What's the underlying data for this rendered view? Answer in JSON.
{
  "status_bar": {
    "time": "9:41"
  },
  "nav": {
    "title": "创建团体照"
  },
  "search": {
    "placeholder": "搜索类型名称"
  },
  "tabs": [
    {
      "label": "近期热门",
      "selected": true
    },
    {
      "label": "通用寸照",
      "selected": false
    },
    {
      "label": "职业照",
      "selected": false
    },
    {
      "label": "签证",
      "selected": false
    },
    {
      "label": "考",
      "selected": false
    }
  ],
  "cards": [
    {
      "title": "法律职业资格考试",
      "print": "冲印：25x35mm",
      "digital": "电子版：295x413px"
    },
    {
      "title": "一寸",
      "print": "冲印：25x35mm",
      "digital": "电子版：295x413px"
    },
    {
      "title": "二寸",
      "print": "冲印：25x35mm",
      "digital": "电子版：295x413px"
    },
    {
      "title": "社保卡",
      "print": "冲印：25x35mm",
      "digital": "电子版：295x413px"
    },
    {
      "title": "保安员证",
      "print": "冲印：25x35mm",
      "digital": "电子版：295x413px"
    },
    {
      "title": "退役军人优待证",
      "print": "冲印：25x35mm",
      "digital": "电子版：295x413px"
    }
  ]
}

·····

**Goal of the exercise**.
Repeat every entry word for word.

**Expected output**.
What's the underlying data for this rendered view? Answer in JSON.
{
  "status_bar": {
    "time": "9:41"
  },
  "nav": {
    "title": "创建团体照"
  },
  "search": {
    "placeholder": "搜索类型名称"
  },
  "tabs": [
    {
      "label": "近期热门",
      "selected": true
    },
    {
      "label": "通用寸照",
      "selected": false
    },
    {
      "label": "职业照",
      "selected": false
    },
    {
      "label": "签证",
      "selected": false
    },
    {
      "label": "考",
      "selected": false
    }
  ],
  "cards": [
    {
      "title": "法律职业资格考试",
      "print": "冲印：25x35mm",
      "digital": "电子版：295x413px"
    },
    {
      "title": "一寸",
      "print": "冲印：25x35mm",
      "digital": "电子版：295x413px"
    },
    {
      "title": "二寸",
      "print": "冲印：25x35mm",
      "digital": "电子版：295x413px"
    },
    {
      "title": "社保卡",
      "print": "冲印：25x35mm",
      "digital": "电子版：295x413px"
    },
    {
      "title": "保安员证",
      "print": "冲印：25x35mm",
      "digital": "电子版：295x413px"
    },
    {
      "title": "退役军人优待证",
      "print": "冲印：25x35mm",
      "digital": "电子版：295x413px"
    }
  ]
}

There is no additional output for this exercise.